(Records from a collection of figures)
• • •
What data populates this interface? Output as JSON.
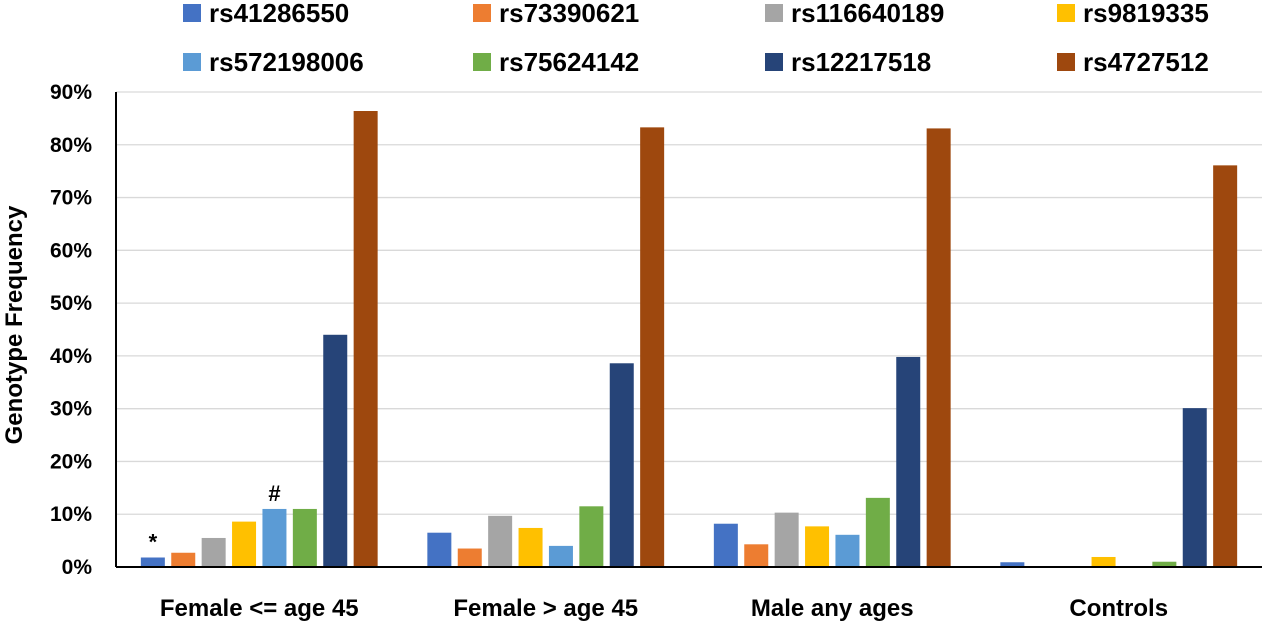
{
  "chart_data": {
    "type": "bar",
    "title": "",
    "xlabel": "",
    "ylabel": "Genotype Frequency",
    "ylim": [
      0,
      90
    ],
    "y_tick_format": "percent",
    "y_ticks": [
      "0%",
      "10%",
      "20%",
      "30%",
      "40%",
      "50%",
      "60%",
      "70%",
      "80%",
      "90%"
    ],
    "grid": true,
    "legend_position": "top",
    "categories": [
      "Female <= age 45",
      "Female > age 45",
      "Male any ages",
      "Controls"
    ],
    "series": [
      {
        "name": "rs41286550",
        "color": "#4472C4",
        "values": [
          1.8,
          6.5,
          8.2,
          0.9
        ]
      },
      {
        "name": "rs73390621",
        "color": "#ED7D31",
        "values": [
          2.7,
          3.5,
          4.3,
          0
        ]
      },
      {
        "name": "rs116640189",
        "color": "#A5A5A5",
        "values": [
          5.5,
          9.7,
          10.3,
          0
        ]
      },
      {
        "name": "rs9819335",
        "color": "#FFC000",
        "values": [
          8.6,
          7.4,
          7.7,
          1.9
        ]
      },
      {
        "name": "rs572198006",
        "color": "#5B9BD5",
        "values": [
          11.0,
          4.0,
          6.1,
          0
        ]
      },
      {
        "name": "rs75624142",
        "color": "#70AD47",
        "values": [
          11.0,
          11.5,
          13.1,
          1.0
        ]
      },
      {
        "name": "rs12217518",
        "color": "#264478",
        "values": [
          44.0,
          38.6,
          39.8,
          30.1
        ]
      },
      {
        "name": "rs4727512",
        "color": "#9E480E",
        "values": [
          86.4,
          83.3,
          83.1,
          76.1
        ]
      }
    ],
    "annotations": [
      {
        "text": "*",
        "category_index": 0,
        "series_index": 0
      },
      {
        "text": "#",
        "category_index": 0,
        "series_index": 4
      }
    ]
  }
}
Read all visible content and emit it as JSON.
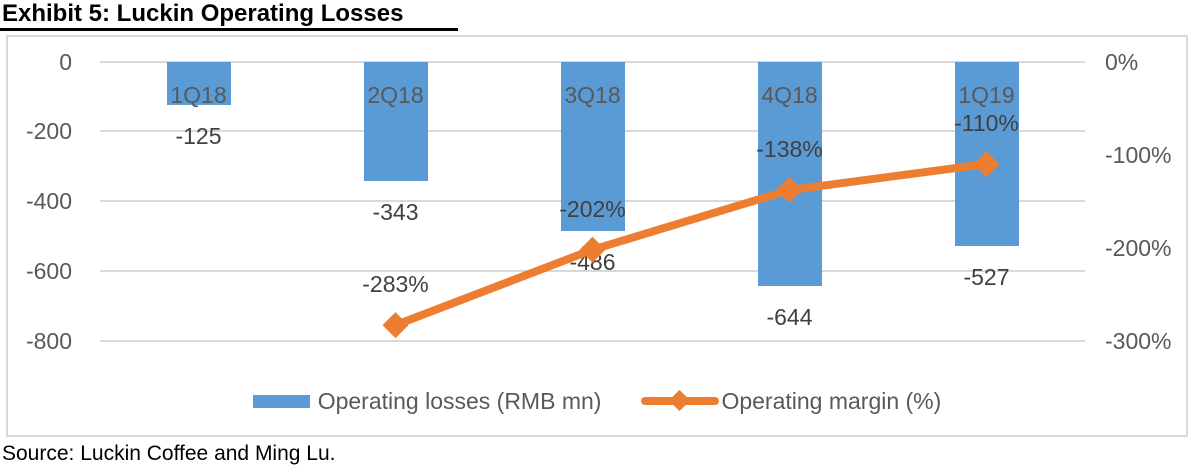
{
  "header": {
    "title": "Exhibit 5: Luckin Operating Losses"
  },
  "footer": {
    "source": "Source: Luckin Coffee and Ming Lu."
  },
  "legend": {
    "items": [
      {
        "label": "Operating losses (RMB mn)",
        "swatch": "bar"
      },
      {
        "label": "Operating margin (%)",
        "swatch": "line-diamond"
      }
    ],
    "position": "bottom-center"
  },
  "colors": {
    "bar": "#5b9bd5",
    "line": "#ed7d31",
    "grid": "#d9d9d9",
    "axis_text": "#595959",
    "data_label": "#404040",
    "title_text": "#000000"
  },
  "chart_data": {
    "type": "bar+line combo",
    "categories": [
      "1Q18",
      "2Q18",
      "3Q18",
      "4Q18",
      "1Q19"
    ],
    "series": [
      {
        "name": "Operating losses (RMB mn)",
        "type": "bar",
        "axis": "left",
        "values": [
          -125,
          -343,
          -486,
          -644,
          -527
        ],
        "data_labels": [
          "-125",
          "-343",
          "-486",
          "-644",
          "-527"
        ]
      },
      {
        "name": "Operating margin (%)",
        "type": "line",
        "axis": "right",
        "marker": "diamond",
        "values": [
          null,
          -283,
          -202,
          -138,
          -110
        ],
        "data_labels": [
          null,
          "-283%",
          "-202%",
          "-138%",
          "-110%"
        ]
      }
    ],
    "left_axis": {
      "tick_labels": [
        "0",
        "-200",
        "-400",
        "-600",
        "-800"
      ],
      "tick_values": [
        0,
        -200,
        -400,
        -600,
        -800
      ],
      "min": -800,
      "max": 0
    },
    "right_axis": {
      "tick_labels": [
        "0%",
        "-100%",
        "-200%",
        "-300%"
      ],
      "tick_values": [
        0,
        -100,
        -200,
        -300
      ],
      "min": -300,
      "max": 0
    },
    "grid": true,
    "legend_position": "bottom"
  }
}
• • •
EXERCISE PROMPT: Reproduce every line of the material precisely, omitting its pictures.

EXPECTED ANSWER:
What data populates this interface? Output as JSON.
{
  "chart_data": {
    "type": "bar",
    "title": "",
    "xlabel": "",
    "ylabel": "Genotype Frequency",
    "ylim": [
      0,
      90
    ],
    "y_tick_format": "percent",
    "y_ticks": [
      "0%",
      "10%",
      "20%",
      "30%",
      "40%",
      "50%",
      "60%",
      "70%",
      "80%",
      "90%"
    ],
    "grid": true,
    "legend_position": "top",
    "categories": [
      "Female <= age 45",
      "Female > age 45",
      "Male any ages",
      "Controls"
    ],
    "series": [
      {
        "name": "rs41286550",
        "color": "#4472C4",
        "values": [
          1.8,
          6.5,
          8.2,
          0.9
        ]
      },
      {
        "name": "rs73390621",
        "color": "#ED7D31",
        "values": [
          2.7,
          3.5,
          4.3,
          0
        ]
      },
      {
        "name": "rs116640189",
        "color": "#A5A5A5",
        "values": [
          5.5,
          9.7,
          10.3,
          0
        ]
      },
      {
        "name": "rs9819335",
        "color": "#FFC000",
        "values": [
          8.6,
          7.4,
          7.7,
          1.9
        ]
      },
      {
        "name": "rs572198006",
        "color": "#5B9BD5",
        "values": [
          11.0,
          4.0,
          6.1,
          0
        ]
      },
      {
        "name": "rs75624142",
        "color": "#70AD47",
        "values": [
          11.0,
          11.5,
          13.1,
          1.0
        ]
      },
      {
        "name": "rs12217518",
        "color": "#264478",
        "values": [
          44.0,
          38.6,
          39.8,
          30.1
        ]
      },
      {
        "name": "rs4727512",
        "color": "#9E480E",
        "values": [
          86.4,
          83.3,
          83.1,
          76.1
        ]
      }
    ],
    "annotations": [
      {
        "text": "*",
        "category_index": 0,
        "series_index": 0
      },
      {
        "text": "#",
        "category_index": 0,
        "series_index": 4
      }
    ]
  }
}
Read all visible content and emit it as JSON.
{
  "header": {
    "title": "Exhibit 5: Luckin Operating Losses"
  },
  "footer": {
    "source": "Source: Luckin Coffee and Ming Lu."
  },
  "legend": {
    "items": [
      {
        "label": "Operating losses (RMB mn)",
        "swatch": "bar"
      },
      {
        "label": "Operating margin (%)",
        "swatch": "line-diamond"
      }
    ],
    "position": "bottom-center"
  },
  "colors": {
    "bar": "#5b9bd5",
    "line": "#ed7d31",
    "grid": "#d9d9d9",
    "axis_text": "#595959",
    "data_label": "#404040",
    "title_text": "#000000"
  },
  "chart_data": {
    "type": "bar+line combo",
    "categories": [
      "1Q18",
      "2Q18",
      "3Q18",
      "4Q18",
      "1Q19"
    ],
    "series": [
      {
        "name": "Operating losses (RMB mn)",
        "type": "bar",
        "axis": "left",
        "values": [
          -125,
          -343,
          -486,
          -644,
          -527
        ],
        "data_labels": [
          "-125",
          "-343",
          "-486",
          "-644",
          "-527"
        ]
      },
      {
        "name": "Operating margin (%)",
        "type": "line",
        "axis": "right",
        "marker": "diamond",
        "values": [
          null,
          -283,
          -202,
          -138,
          -110
        ],
        "data_labels": [
          null,
          "-283%",
          "-202%",
          "-138%",
          "-110%"
        ]
      }
    ],
    "left_axis": {
      "tick_labels": [
        "0",
        "-200",
        "-400",
        "-600",
        "-800"
      ],
      "tick_values": [
        0,
        -200,
        -400,
        -600,
        -800
      ],
      "min": -800,
      "max": 0
    },
    "right_axis": {
      "tick_labels": [
        "0%",
        "-100%",
        "-200%",
        "-300%"
      ],
      "tick_values": [
        0,
        -100,
        -200,
        -300
      ],
      "min": -300,
      "max": 0
    },
    "grid": true,
    "legend_position": "bottom"
  }
}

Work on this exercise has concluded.